Written problem:
Take every line from the listing below that includes "ordet" and copy it.

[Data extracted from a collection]
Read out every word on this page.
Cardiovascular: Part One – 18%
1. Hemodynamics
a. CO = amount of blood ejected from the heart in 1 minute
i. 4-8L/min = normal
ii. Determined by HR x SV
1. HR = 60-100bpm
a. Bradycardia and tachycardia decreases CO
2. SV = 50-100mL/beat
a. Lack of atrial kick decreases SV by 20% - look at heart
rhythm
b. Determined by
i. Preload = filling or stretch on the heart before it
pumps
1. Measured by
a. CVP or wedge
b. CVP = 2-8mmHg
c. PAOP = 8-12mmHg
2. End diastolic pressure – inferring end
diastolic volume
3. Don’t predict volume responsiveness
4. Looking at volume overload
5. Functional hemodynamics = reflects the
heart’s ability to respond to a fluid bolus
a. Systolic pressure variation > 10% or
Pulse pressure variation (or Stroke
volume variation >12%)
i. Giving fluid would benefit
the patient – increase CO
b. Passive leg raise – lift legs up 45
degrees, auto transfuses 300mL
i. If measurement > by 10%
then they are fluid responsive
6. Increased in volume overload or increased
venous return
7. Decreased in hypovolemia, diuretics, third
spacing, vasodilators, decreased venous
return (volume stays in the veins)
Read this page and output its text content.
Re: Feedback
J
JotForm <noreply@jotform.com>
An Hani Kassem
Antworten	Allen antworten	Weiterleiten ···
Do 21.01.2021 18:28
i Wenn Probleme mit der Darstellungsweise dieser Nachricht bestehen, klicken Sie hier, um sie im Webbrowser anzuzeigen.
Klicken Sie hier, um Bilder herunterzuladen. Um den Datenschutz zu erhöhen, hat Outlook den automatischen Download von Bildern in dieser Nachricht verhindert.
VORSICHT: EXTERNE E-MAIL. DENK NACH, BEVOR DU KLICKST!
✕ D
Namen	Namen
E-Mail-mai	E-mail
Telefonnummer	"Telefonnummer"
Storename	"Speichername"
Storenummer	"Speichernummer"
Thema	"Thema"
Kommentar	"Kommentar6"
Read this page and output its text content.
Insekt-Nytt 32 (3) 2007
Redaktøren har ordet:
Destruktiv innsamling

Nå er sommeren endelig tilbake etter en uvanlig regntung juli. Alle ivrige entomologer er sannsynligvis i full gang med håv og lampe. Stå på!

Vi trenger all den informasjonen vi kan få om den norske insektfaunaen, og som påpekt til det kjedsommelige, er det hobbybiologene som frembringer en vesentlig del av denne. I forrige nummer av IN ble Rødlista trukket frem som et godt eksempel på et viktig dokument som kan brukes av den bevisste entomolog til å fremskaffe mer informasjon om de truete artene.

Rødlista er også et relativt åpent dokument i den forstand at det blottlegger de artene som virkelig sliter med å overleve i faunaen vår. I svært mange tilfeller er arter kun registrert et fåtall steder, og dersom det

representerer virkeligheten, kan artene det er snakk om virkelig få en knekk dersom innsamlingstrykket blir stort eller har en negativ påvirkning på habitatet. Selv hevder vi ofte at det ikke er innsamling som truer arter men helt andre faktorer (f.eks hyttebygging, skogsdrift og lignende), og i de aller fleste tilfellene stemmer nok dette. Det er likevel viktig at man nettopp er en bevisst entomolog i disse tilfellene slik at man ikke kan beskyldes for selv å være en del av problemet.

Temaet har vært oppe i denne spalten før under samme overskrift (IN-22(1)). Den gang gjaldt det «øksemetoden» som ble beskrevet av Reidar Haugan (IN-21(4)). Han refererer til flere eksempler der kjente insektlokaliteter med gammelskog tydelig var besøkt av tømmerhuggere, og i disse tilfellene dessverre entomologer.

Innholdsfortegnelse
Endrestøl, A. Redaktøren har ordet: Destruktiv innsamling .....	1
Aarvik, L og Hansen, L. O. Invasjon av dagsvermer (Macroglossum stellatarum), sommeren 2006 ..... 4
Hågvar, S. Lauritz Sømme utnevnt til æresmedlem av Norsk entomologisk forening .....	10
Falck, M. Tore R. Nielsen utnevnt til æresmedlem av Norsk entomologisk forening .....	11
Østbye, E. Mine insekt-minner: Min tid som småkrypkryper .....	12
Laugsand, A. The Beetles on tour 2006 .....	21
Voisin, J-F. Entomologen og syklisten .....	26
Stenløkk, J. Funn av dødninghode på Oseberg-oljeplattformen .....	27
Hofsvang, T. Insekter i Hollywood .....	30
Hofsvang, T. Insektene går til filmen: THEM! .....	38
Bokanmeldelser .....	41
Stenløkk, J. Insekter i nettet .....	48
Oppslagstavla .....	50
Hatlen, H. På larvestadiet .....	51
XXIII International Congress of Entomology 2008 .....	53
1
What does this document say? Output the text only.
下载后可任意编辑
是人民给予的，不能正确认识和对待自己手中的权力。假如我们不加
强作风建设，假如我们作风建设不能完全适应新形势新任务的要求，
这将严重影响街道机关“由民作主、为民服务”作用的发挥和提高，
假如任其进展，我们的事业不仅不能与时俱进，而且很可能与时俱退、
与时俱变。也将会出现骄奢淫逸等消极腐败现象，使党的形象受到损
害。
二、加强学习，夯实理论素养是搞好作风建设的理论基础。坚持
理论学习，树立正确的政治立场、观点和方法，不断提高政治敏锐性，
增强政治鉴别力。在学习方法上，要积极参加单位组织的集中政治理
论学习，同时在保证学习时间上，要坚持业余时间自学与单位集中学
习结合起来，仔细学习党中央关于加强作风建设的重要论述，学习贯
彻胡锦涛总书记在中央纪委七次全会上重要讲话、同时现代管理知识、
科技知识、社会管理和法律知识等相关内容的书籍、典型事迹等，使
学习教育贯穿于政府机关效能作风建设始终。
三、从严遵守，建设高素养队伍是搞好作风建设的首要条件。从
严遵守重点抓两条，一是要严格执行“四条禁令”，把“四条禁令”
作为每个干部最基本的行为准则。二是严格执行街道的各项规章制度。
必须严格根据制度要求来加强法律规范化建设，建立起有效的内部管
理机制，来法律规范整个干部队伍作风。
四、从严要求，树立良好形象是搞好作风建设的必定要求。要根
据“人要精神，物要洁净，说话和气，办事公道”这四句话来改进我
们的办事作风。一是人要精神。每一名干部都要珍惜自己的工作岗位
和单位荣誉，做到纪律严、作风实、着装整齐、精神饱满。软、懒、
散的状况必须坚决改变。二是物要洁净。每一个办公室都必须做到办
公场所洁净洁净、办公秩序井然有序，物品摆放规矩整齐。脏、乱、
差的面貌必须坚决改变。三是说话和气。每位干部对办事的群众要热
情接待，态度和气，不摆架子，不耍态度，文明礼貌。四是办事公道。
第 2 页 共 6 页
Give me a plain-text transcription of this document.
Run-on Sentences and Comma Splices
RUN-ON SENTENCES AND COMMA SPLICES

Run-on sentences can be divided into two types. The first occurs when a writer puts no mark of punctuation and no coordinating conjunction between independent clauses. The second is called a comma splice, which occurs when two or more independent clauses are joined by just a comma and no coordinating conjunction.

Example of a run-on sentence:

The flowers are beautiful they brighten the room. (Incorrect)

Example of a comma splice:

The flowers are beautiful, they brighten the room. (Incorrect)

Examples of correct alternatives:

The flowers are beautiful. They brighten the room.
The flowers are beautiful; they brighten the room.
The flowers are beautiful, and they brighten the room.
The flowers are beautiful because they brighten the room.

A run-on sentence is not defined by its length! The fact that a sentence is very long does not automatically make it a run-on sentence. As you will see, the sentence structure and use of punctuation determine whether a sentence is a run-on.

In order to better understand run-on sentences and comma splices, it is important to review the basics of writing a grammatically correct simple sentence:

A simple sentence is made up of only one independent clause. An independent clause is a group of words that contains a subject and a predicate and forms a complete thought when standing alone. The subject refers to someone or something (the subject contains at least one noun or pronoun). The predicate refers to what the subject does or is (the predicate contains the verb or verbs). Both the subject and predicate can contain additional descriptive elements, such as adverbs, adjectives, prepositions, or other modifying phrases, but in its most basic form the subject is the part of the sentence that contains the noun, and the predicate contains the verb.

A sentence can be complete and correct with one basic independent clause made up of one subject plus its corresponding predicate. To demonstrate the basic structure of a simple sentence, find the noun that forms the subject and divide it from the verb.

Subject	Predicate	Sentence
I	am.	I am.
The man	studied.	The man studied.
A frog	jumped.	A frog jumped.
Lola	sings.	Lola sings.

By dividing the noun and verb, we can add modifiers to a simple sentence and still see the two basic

Right answer:
Redaktøren har ordet:
Endrestøl, A. Redaktøren har ordet: Destruktiv innsamling .....	1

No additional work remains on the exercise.